Material provided:

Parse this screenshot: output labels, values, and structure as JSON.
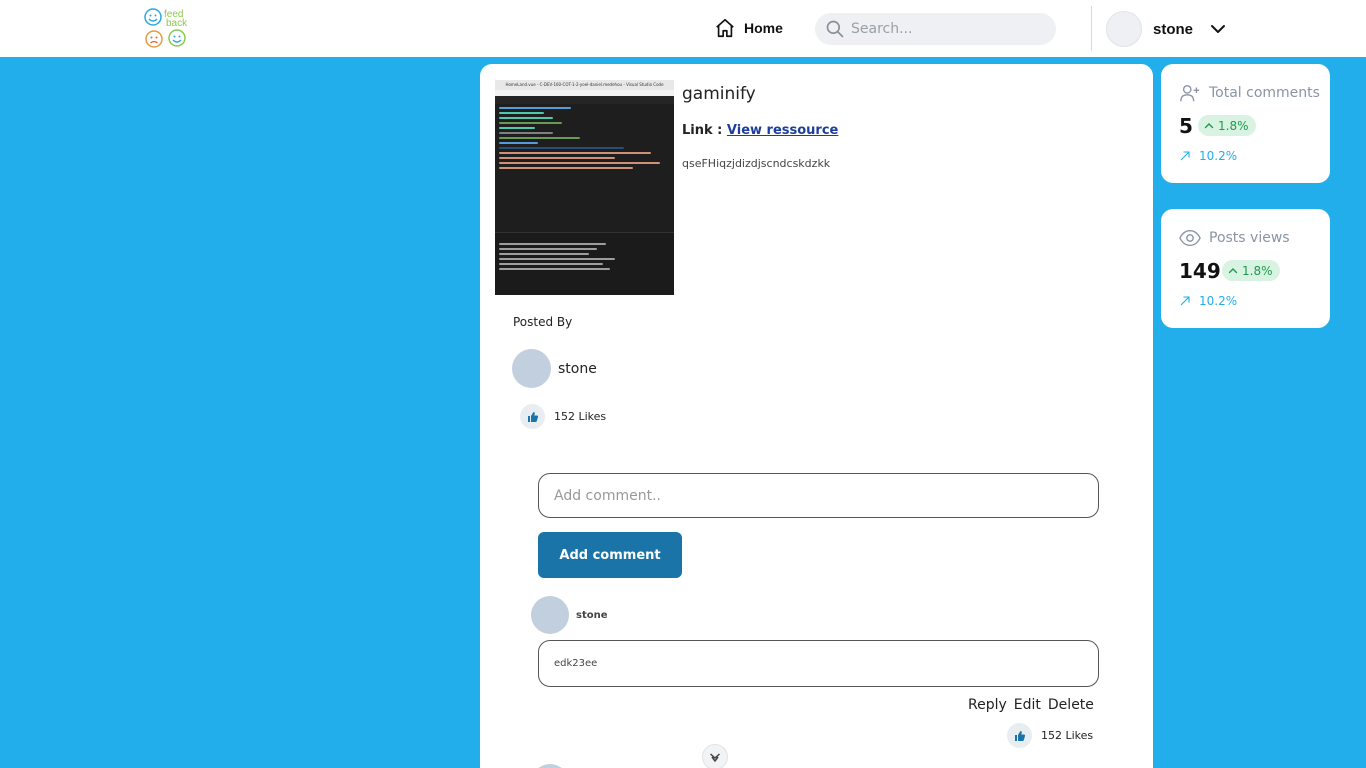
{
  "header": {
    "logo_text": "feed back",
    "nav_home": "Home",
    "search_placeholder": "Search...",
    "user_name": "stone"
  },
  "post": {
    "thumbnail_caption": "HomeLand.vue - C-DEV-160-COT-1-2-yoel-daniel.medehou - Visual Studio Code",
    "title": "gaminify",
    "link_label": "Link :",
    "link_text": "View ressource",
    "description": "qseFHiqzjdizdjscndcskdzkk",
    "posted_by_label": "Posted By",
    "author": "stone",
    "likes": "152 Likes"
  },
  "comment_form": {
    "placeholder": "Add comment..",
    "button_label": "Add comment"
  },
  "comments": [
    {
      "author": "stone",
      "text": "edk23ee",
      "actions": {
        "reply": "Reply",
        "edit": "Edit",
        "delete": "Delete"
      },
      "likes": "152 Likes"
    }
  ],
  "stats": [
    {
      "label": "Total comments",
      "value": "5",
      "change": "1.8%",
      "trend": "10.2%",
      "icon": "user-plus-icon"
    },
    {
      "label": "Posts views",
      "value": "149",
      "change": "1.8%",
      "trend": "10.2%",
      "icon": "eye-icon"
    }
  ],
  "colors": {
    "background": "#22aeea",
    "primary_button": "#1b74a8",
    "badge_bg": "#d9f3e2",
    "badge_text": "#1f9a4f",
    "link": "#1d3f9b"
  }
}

Objective: Leave out the pictures and copy every record above exactly.

Response:
Parse this screenshot: output labels, values, and structure as JSON.
{
  "header": {
    "logo_text": "feed back",
    "nav_home": "Home",
    "search_placeholder": "Search...",
    "user_name": "stone"
  },
  "post": {
    "thumbnail_caption": "HomeLand.vue - C-DEV-160-COT-1-2-yoel-daniel.medehou - Visual Studio Code",
    "title": "gaminify",
    "link_label": "Link :",
    "link_text": "View ressource",
    "description": "qseFHiqzjdizdjscndcskdzkk",
    "posted_by_label": "Posted By",
    "author": "stone",
    "likes": "152 Likes"
  },
  "comment_form": {
    "placeholder": "Add comment..",
    "button_label": "Add comment"
  },
  "comments": [
    {
      "author": "stone",
      "text": "edk23ee",
      "actions": {
        "reply": "Reply",
        "edit": "Edit",
        "delete": "Delete"
      },
      "likes": "152 Likes"
    }
  ],
  "stats": [
    {
      "label": "Total comments",
      "value": "5",
      "change": "1.8%",
      "trend": "10.2%",
      "icon": "user-plus-icon"
    },
    {
      "label": "Posts views",
      "value": "149",
      "change": "1.8%",
      "trend": "10.2%",
      "icon": "eye-icon"
    }
  ],
  "colors": {
    "background": "#22aeea",
    "primary_button": "#1b74a8",
    "badge_bg": "#d9f3e2",
    "badge_text": "#1f9a4f",
    "link": "#1d3f9b"
  }
}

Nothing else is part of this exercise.